# [Data in this exercise]

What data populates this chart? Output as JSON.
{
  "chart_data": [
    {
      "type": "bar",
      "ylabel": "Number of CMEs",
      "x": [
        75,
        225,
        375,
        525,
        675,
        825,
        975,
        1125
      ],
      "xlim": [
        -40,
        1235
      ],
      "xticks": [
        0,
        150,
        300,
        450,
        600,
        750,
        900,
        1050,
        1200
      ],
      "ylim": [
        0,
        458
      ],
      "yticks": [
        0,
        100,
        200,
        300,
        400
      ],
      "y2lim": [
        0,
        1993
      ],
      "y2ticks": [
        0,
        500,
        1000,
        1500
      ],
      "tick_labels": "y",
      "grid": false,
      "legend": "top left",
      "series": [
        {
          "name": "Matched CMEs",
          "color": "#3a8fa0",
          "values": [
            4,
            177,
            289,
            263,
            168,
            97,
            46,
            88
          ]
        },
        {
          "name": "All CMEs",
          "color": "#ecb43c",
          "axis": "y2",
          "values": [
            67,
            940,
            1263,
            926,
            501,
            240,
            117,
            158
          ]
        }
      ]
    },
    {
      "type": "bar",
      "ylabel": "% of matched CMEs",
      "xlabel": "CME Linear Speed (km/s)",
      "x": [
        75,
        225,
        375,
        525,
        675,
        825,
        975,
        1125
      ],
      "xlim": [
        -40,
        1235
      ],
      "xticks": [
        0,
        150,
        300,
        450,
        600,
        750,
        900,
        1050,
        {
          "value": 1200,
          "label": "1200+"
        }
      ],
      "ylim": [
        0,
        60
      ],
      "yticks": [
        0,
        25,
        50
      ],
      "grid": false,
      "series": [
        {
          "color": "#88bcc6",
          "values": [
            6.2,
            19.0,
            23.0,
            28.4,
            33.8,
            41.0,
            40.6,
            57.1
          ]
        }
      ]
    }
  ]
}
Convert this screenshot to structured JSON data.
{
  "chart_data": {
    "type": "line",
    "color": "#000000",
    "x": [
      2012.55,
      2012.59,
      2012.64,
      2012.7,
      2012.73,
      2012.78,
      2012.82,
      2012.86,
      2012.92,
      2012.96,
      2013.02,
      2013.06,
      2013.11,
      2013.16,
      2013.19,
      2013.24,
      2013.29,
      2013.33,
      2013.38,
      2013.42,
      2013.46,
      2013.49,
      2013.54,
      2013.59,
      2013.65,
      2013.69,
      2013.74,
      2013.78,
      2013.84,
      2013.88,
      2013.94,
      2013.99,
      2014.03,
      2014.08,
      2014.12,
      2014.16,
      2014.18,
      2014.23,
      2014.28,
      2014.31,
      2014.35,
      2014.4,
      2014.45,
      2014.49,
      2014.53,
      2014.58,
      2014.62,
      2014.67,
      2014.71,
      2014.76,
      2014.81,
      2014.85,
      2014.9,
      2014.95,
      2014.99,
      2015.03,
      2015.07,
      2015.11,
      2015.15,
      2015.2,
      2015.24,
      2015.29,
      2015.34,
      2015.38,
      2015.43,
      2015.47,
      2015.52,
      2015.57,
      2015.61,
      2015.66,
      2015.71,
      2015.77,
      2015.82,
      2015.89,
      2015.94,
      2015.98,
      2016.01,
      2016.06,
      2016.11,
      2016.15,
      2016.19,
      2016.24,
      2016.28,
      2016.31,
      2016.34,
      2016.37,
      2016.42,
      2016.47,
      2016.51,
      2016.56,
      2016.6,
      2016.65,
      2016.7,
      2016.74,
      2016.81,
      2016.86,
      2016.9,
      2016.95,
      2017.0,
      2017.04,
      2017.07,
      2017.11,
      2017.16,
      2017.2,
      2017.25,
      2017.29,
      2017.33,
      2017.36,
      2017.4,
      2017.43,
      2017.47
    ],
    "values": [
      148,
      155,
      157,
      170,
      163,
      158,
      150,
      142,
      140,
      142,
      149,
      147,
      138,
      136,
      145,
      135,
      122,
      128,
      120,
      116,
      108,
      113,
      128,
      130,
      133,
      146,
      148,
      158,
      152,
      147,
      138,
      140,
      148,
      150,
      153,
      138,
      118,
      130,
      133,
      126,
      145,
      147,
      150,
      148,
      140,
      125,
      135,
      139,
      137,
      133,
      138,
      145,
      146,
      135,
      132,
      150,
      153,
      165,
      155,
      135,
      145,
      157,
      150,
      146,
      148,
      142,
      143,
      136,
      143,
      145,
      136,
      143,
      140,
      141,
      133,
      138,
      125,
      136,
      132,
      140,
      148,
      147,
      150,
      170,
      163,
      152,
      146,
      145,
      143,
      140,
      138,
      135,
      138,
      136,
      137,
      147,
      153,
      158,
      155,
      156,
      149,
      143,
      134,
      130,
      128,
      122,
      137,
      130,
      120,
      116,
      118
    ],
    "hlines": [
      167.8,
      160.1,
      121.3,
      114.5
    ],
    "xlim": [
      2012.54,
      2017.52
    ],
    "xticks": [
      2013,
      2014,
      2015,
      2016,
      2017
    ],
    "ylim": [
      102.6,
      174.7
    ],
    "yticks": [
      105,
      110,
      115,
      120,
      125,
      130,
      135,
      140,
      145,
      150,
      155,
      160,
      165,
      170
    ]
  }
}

# [What to do]
Isolate the lines that hold the word "JSON" and copy all of them.

# [Task solution]
What data populates this chart? Output as JSON.
Convert this screenshot to structured JSON data.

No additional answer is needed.